***** STORED DATA

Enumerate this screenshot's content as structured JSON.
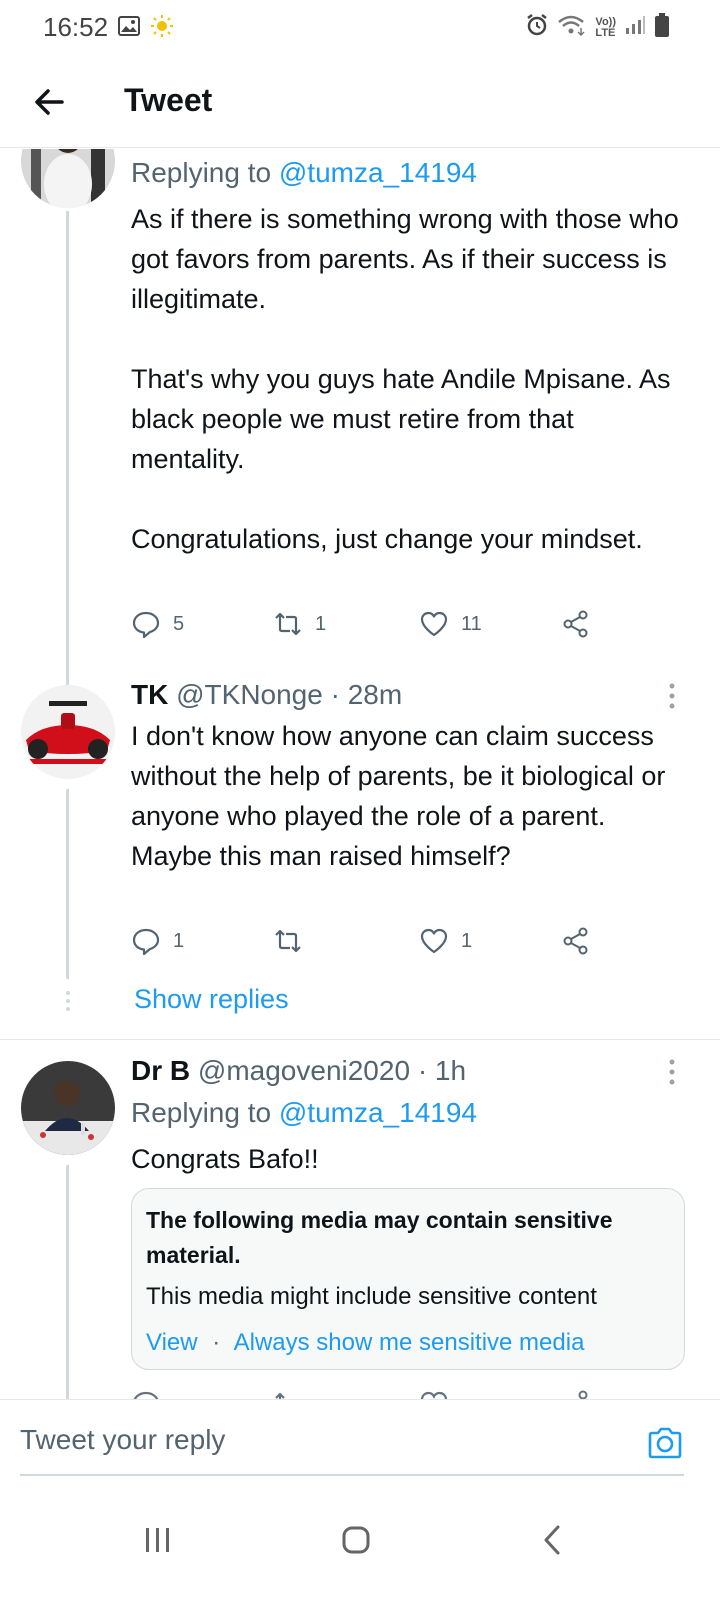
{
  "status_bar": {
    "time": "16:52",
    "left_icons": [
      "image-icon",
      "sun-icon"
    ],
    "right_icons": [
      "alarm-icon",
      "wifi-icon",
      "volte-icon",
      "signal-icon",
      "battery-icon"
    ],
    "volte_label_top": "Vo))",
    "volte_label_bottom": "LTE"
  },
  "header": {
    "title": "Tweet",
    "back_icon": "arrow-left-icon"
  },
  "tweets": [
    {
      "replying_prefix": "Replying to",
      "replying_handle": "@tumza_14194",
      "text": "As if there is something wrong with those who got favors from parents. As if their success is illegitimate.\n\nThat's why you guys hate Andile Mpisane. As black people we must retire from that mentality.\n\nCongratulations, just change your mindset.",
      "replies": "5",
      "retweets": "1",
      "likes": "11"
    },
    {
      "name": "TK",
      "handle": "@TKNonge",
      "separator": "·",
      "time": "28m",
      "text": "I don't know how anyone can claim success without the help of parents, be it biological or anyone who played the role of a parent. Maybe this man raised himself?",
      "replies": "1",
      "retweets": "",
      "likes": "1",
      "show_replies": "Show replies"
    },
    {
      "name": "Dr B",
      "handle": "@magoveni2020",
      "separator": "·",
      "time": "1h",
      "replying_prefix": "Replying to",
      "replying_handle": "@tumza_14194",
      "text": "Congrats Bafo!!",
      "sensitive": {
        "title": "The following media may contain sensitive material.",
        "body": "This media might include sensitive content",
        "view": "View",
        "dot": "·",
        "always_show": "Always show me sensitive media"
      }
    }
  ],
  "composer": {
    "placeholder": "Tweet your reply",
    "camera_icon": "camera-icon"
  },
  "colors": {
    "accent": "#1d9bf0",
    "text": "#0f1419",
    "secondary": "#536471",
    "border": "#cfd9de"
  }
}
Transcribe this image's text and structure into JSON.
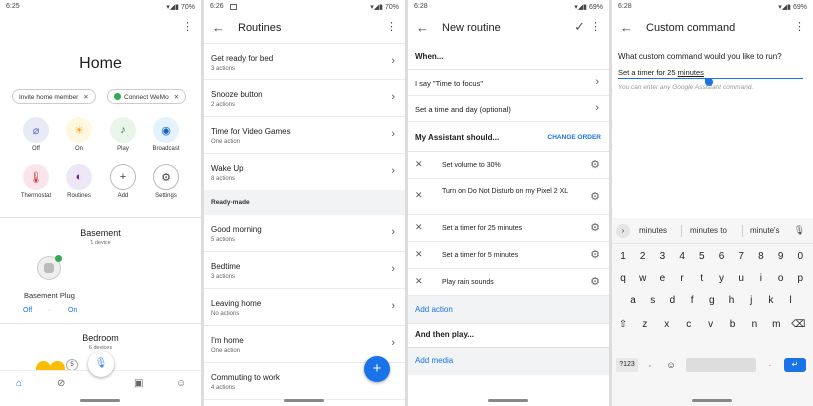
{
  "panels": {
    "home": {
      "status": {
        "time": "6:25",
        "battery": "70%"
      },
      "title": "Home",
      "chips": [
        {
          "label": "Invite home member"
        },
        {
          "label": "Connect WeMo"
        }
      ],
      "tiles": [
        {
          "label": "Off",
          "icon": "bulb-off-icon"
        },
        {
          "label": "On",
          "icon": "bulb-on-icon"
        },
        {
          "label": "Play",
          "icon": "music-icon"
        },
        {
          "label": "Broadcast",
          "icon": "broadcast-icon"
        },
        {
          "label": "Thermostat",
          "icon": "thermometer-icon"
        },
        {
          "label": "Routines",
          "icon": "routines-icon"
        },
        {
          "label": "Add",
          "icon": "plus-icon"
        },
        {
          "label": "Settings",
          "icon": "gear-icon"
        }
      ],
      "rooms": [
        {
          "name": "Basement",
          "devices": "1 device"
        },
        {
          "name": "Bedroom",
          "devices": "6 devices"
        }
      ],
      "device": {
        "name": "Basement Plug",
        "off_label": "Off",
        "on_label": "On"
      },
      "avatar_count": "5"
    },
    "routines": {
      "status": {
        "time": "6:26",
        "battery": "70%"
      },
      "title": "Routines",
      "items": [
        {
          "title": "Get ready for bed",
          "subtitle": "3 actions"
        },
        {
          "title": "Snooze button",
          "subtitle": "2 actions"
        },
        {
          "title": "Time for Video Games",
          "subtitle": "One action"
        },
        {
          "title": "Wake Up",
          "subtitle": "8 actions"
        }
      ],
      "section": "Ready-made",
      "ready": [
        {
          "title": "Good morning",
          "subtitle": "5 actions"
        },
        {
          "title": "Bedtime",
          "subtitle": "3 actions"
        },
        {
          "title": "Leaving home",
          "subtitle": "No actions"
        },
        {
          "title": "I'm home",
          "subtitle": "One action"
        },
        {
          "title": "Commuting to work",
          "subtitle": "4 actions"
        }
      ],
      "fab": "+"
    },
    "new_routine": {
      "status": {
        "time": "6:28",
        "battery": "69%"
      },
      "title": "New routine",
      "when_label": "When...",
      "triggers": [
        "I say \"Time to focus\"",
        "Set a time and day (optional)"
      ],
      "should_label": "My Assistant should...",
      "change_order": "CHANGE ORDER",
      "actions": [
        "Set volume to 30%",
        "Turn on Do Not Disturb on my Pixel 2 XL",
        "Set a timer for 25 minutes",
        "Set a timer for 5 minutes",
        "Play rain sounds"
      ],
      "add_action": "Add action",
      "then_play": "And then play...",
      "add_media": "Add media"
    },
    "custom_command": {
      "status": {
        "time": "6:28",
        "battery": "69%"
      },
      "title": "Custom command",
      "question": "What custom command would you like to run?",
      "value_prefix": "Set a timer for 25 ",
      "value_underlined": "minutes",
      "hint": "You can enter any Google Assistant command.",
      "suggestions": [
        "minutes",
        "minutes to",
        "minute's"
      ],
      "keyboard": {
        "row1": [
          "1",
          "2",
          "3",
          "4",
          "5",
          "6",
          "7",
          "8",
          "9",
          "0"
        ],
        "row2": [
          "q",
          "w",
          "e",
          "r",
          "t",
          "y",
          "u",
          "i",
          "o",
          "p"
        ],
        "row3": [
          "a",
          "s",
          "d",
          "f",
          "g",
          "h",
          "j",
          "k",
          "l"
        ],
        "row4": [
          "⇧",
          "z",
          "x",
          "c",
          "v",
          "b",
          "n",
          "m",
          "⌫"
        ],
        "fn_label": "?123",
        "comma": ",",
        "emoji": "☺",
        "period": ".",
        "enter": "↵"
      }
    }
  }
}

**********

### SHORT TASK
Each record above should be copied character for character, with pictures dropped.

### TASK SOLUTION
Enumerate this screenshot's content as structured JSON.
{
  "status_bar": {
    "time": "16:52",
    "left_icons": [
      "image-icon",
      "sun-icon"
    ],
    "right_icons": [
      "alarm-icon",
      "wifi-icon",
      "volte-icon",
      "signal-icon",
      "battery-icon"
    ],
    "volte_label_top": "Vo))",
    "volte_label_bottom": "LTE"
  },
  "header": {
    "title": "Tweet",
    "back_icon": "arrow-left-icon"
  },
  "tweets": [
    {
      "replying_prefix": "Replying to",
      "replying_handle": "@tumza_14194",
      "text": "As if there is something wrong with those who got favors from parents. As if their success is illegitimate.\n\nThat's why you guys hate Andile Mpisane. As black people we must retire from that mentality.\n\nCongratulations, just change your mindset.",
      "replies": "5",
      "retweets": "1",
      "likes": "11"
    },
    {
      "name": "TK",
      "handle": "@TKNonge",
      "separator": "·",
      "time": "28m",
      "text": "I don't know how anyone can claim success without the help of parents, be it biological or anyone who played the role of a parent. Maybe this man raised himself?",
      "replies": "1",
      "retweets": "",
      "likes": "1",
      "show_replies": "Show replies"
    },
    {
      "name": "Dr B",
      "handle": "@magoveni2020",
      "separator": "·",
      "time": "1h",
      "replying_prefix": "Replying to",
      "replying_handle": "@tumza_14194",
      "text": "Congrats Bafo!!",
      "sensitive": {
        "title": "The following media may contain sensitive material.",
        "body": "This media might include sensitive content",
        "view": "View",
        "dot": "·",
        "always_show": "Always show me sensitive media"
      }
    }
  ],
  "composer": {
    "placeholder": "Tweet your reply",
    "camera_icon": "camera-icon"
  },
  "colors": {
    "accent": "#1d9bf0",
    "text": "#0f1419",
    "secondary": "#536471",
    "border": "#cfd9de"
  }
}
Transcribe this image's text and structure into JSON.
{
  "panels": {
    "home": {
      "status": {
        "time": "6:25",
        "battery": "70%"
      },
      "title": "Home",
      "chips": [
        {
          "label": "Invite home member"
        },
        {
          "label": "Connect WeMo"
        }
      ],
      "tiles": [
        {
          "label": "Off",
          "icon": "bulb-off-icon"
        },
        {
          "label": "On",
          "icon": "bulb-on-icon"
        },
        {
          "label": "Play",
          "icon": "music-icon"
        },
        {
          "label": "Broadcast",
          "icon": "broadcast-icon"
        },
        {
          "label": "Thermostat",
          "icon": "thermometer-icon"
        },
        {
          "label": "Routines",
          "icon": "routines-icon"
        },
        {
          "label": "Add",
          "icon": "plus-icon"
        },
        {
          "label": "Settings",
          "icon": "gear-icon"
        }
      ],
      "rooms": [
        {
          "name": "Basement",
          "devices": "1 device"
        },
        {
          "name": "Bedroom",
          "devices": "6 devices"
        }
      ],
      "device": {
        "name": "Basement Plug",
        "off_label": "Off",
        "on_label": "On"
      },
      "avatar_count": "5"
    },
    "routines": {
      "status": {
        "time": "6:26",
        "battery": "70%"
      },
      "title": "Routines",
      "items": [
        {
          "title": "Get ready for bed",
          "subtitle": "3 actions"
        },
        {
          "title": "Snooze button",
          "subtitle": "2 actions"
        },
        {
          "title": "Time for Video Games",
          "subtitle": "One action"
        },
        {
          "title": "Wake Up",
          "subtitle": "8 actions"
        }
      ],
      "section": "Ready-made",
      "ready": [
        {
          "title": "Good morning",
          "subtitle": "5 actions"
        },
        {
          "title": "Bedtime",
          "subtitle": "3 actions"
        },
        {
          "title": "Leaving home",
          "subtitle": "No actions"
        },
        {
          "title": "I'm home",
          "subtitle": "One action"
        },
        {
          "title": "Commuting to work",
          "subtitle": "4 actions"
        }
      ],
      "fab": "+"
    },
    "new_routine": {
      "status": {
        "time": "6:28",
        "battery": "69%"
      },
      "title": "New routine",
      "when_label": "When...",
      "triggers": [
        "I say \"Time to focus\"",
        "Set a time and day (optional)"
      ],
      "should_label": "My Assistant should...",
      "change_order": "CHANGE ORDER",
      "actions": [
        "Set volume to 30%",
        "Turn on Do Not Disturb on my Pixel 2 XL",
        "Set a timer for 25 minutes",
        "Set a timer for 5 minutes",
        "Play rain sounds"
      ],
      "add_action": "Add action",
      "then_play": "And then play...",
      "add_media": "Add media"
    },
    "custom_command": {
      "status": {
        "time": "6:28",
        "battery": "69%"
      },
      "title": "Custom command",
      "question": "What custom command would you like to run?",
      "value_prefix": "Set a timer for 25 ",
      "value_underlined": "minutes",
      "hint": "You can enter any Google Assistant command.",
      "suggestions": [
        "minutes",
        "minutes to",
        "minute's"
      ],
      "keyboard": {
        "row1": [
          "1",
          "2",
          "3",
          "4",
          "5",
          "6",
          "7",
          "8",
          "9",
          "0"
        ],
        "row2": [
          "q",
          "w",
          "e",
          "r",
          "t",
          "y",
          "u",
          "i",
          "o",
          "p"
        ],
        "row3": [
          "a",
          "s",
          "d",
          "f",
          "g",
          "h",
          "j",
          "k",
          "l"
        ],
        "row4": [
          "⇧",
          "z",
          "x",
          "c",
          "v",
          "b",
          "n",
          "m",
          "⌫"
        ],
        "fn_label": "?123",
        "comma": ",",
        "emoji": "☺",
        "period": ".",
        "enter": "↵"
      }
    }
  }
}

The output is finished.